### RECORDED DATA
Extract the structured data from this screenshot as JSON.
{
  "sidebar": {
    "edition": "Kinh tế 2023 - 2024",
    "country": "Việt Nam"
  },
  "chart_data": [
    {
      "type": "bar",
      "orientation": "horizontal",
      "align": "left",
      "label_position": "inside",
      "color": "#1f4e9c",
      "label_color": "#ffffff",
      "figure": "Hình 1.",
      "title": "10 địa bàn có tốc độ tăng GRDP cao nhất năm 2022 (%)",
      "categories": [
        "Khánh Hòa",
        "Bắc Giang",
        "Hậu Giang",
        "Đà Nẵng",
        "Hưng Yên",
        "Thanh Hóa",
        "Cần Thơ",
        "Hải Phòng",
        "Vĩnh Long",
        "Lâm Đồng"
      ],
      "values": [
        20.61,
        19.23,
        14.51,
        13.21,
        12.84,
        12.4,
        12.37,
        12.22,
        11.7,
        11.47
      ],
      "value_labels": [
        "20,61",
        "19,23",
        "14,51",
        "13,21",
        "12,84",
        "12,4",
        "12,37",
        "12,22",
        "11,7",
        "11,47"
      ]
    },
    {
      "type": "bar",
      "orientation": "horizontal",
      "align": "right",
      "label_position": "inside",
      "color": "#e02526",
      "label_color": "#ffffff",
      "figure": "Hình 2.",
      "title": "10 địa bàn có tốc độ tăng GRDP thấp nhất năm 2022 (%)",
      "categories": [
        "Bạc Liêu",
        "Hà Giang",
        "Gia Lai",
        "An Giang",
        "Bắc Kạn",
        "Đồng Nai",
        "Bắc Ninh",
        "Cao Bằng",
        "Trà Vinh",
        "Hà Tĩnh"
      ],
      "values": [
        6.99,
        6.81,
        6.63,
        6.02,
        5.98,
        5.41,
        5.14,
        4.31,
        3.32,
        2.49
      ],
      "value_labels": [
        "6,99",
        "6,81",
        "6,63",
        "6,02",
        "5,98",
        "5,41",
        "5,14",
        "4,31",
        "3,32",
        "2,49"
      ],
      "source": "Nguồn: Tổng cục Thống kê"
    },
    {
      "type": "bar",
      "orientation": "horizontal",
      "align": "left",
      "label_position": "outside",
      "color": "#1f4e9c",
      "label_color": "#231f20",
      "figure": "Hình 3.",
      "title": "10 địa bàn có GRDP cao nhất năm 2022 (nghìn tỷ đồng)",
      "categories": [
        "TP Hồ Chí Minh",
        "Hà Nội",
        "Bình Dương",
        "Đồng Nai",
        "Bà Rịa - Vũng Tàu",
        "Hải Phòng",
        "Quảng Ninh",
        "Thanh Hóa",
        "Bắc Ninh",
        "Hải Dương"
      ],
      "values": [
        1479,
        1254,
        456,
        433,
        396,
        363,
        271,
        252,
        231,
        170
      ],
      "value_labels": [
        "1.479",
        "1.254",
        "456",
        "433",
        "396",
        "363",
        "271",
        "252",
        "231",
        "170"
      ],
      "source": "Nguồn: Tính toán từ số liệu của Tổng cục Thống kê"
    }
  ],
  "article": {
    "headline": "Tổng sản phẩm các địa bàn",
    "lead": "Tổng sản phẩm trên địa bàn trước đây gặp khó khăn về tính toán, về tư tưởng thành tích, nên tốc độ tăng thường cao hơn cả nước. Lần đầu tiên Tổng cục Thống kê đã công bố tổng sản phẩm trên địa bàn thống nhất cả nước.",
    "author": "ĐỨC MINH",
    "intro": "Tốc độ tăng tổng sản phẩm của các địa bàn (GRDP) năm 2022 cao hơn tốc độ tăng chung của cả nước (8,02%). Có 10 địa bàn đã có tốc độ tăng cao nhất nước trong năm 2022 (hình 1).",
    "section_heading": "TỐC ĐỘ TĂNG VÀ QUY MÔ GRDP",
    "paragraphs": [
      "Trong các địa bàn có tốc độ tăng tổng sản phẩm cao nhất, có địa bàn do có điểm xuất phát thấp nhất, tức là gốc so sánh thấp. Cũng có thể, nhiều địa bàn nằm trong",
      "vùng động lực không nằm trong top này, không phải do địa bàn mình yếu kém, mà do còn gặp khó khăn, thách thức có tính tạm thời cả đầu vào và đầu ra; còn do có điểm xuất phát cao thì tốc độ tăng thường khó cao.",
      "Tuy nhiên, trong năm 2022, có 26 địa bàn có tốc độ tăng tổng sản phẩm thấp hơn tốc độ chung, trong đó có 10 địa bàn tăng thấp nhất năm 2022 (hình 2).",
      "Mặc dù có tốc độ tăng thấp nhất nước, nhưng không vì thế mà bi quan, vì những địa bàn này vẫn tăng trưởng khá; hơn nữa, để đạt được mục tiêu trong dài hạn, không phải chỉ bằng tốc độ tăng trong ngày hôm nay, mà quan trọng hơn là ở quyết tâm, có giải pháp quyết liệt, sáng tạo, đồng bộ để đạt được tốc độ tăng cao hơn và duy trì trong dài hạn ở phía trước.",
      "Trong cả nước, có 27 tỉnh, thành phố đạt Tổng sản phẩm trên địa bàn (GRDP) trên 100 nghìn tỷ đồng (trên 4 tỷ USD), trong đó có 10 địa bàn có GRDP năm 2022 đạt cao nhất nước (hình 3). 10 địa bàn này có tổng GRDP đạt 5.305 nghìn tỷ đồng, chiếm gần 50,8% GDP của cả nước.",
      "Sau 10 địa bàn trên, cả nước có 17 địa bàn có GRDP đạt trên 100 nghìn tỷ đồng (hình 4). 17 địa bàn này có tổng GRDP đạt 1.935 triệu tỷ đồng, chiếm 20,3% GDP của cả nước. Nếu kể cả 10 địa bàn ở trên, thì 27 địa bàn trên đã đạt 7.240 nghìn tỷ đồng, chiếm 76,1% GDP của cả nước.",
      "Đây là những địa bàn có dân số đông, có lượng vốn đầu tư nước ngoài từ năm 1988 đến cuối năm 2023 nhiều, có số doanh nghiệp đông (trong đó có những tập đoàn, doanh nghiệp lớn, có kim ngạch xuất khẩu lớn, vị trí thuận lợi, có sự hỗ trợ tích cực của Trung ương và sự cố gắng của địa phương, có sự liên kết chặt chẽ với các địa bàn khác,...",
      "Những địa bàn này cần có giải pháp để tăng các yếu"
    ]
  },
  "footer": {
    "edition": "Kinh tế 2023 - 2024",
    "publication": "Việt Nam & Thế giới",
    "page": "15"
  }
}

### WRITTEN EXERCISE
Check every line of the data, and copy the ones that contain "không".

### RESULT OF THIS TASK
      "vùng động lực không nằm trong top này, không phải do địa bàn mình yếu kém, mà do còn gặp khó khăn, thách thức có tính tạm thời cả đầu vào và đầu ra; còn do có điểm xuất phát cao thì tốc độ tăng thường khó cao.",
      "Mặc dù có tốc độ tăng thấp nhất nước, nhưng không vì thế mà bi quan, vì những địa bàn này vẫn tăng trưởng khá; hơn nữa, để đạt được mục tiêu trong dài hạn, không phải chỉ bằng tốc độ tăng trong ngày hôm nay, mà quan trọng hơn là ở quyết tâm, có giải pháp quyết liệt, sáng tạo, đồng bộ để đạt được tốc độ tăng cao hơn và duy trì trong dài hạn ở phía trước.",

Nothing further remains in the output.